--- PROVIDED PASSAGE ---
Chandra started by drawing a phase diagram of high T_c cuprates with the quantum critical point inside the superconducting dorm and finite temperature transition line terminating at that critical point. He said he will describe the formulation of the microscopic theory that gives this phase diagram and explains the physics almost everywhere in the phase diagram.
He briefly mentioned the marginal Fermi liquid phenomenology that says many things can be explained if one assumes a q-independent dynamical response function,
\chi (\omega, q) = \chi_0 tanh (\omega/2T) for \omega < \omega_c, where \omega_c is some cutoff. In the putative quantum critical region, he said that
"Lots of things have been predicted, and no alternative has been found".
The question is "how does this spectrum arise?." Chandra began with the description of the ordered phase associated with the quantum critical point. He said 1) the cuprates are charge-transfer insulators and large U is present both at the Cu and O site. 2) The interaction between Cu and O is responsible for new phases. He wrote down the interaction term that involves the repulsive interaction between the density at the Cu site and that at the O site, namely V \sum_i n^{d}_i (n^p_{i+x} + other three neighboring O sites). He said this interaction can be rewritten in terms of quadratic forms of the currents, -V/4 \sum_i (J^2_{ix} + J^2_{iy}) + ... Here J_{ix} and J_{iy} describe the currents through the O and Cu sites in the horizontal and vertical directions. He said the mean field theory gives a local minimum that does not break translational symmetry. This solution is also characterized by finite
He calls these currents "coherent" parts or the currents that order. He draw an example of such a (translationally symmetric) ordered current pattern. He said that there is now evidence for such a current-carrying state in the pseudogap region of the phase diagram.

--- REQUIRED WORK ---
Answer these questions from the cuprate talk notes:
1. What phenomenology did Chandra briefly mention?
2. What kind of insulators are the cuprates said to be?
3. What does Chandra call the currents that order?

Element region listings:
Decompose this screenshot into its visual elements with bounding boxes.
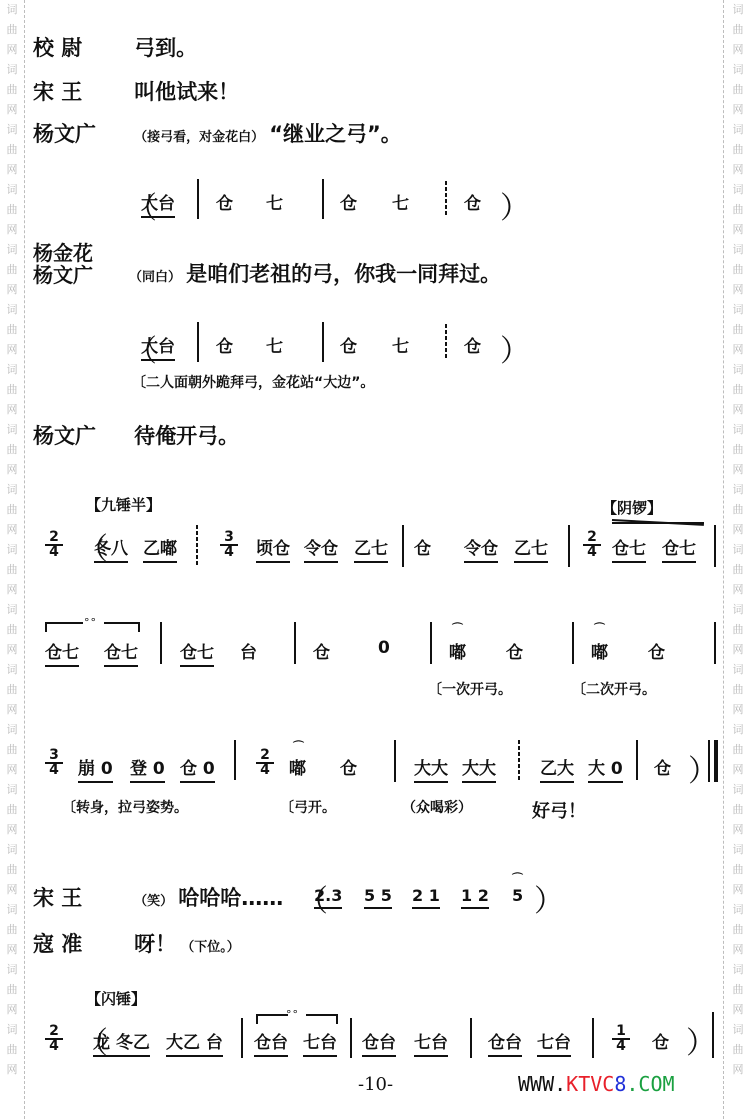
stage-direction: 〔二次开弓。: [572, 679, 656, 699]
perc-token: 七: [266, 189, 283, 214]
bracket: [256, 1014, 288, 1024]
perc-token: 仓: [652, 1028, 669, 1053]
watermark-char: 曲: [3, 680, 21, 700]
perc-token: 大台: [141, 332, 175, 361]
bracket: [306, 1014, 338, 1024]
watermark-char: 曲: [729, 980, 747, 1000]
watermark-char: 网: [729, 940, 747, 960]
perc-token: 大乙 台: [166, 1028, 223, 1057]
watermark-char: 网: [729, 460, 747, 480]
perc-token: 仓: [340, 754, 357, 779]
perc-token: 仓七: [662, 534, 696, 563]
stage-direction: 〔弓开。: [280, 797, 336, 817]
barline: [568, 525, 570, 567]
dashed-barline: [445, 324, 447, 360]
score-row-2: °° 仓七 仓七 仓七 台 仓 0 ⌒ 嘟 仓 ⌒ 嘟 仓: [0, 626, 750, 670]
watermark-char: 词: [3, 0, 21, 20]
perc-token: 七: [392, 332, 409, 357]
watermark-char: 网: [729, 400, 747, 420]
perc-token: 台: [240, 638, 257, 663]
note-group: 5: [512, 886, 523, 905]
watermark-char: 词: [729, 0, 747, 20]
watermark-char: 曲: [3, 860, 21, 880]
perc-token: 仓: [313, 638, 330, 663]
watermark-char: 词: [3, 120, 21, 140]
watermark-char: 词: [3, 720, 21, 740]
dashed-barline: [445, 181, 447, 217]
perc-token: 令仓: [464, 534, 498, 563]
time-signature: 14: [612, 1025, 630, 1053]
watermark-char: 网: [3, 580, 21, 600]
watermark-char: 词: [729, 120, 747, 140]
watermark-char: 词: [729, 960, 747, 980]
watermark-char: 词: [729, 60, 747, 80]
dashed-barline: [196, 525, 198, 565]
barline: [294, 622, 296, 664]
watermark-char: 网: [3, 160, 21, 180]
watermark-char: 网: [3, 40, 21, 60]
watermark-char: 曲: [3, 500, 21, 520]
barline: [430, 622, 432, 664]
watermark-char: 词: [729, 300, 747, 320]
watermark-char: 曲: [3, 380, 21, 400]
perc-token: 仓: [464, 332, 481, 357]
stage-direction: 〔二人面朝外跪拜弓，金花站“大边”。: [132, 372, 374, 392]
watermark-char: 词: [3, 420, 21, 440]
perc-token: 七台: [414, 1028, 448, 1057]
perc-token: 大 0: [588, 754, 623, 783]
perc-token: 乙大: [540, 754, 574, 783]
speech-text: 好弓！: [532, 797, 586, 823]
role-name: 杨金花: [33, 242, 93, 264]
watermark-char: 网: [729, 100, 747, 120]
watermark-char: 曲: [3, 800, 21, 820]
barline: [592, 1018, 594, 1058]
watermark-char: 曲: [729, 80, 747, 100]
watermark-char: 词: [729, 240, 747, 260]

--- SOLUTION FOR THIS PROBLEM ---
1. The marginal Fermi liquid phenomenology.
2. Charge-transfer insulators.
3. "Coherent" parts.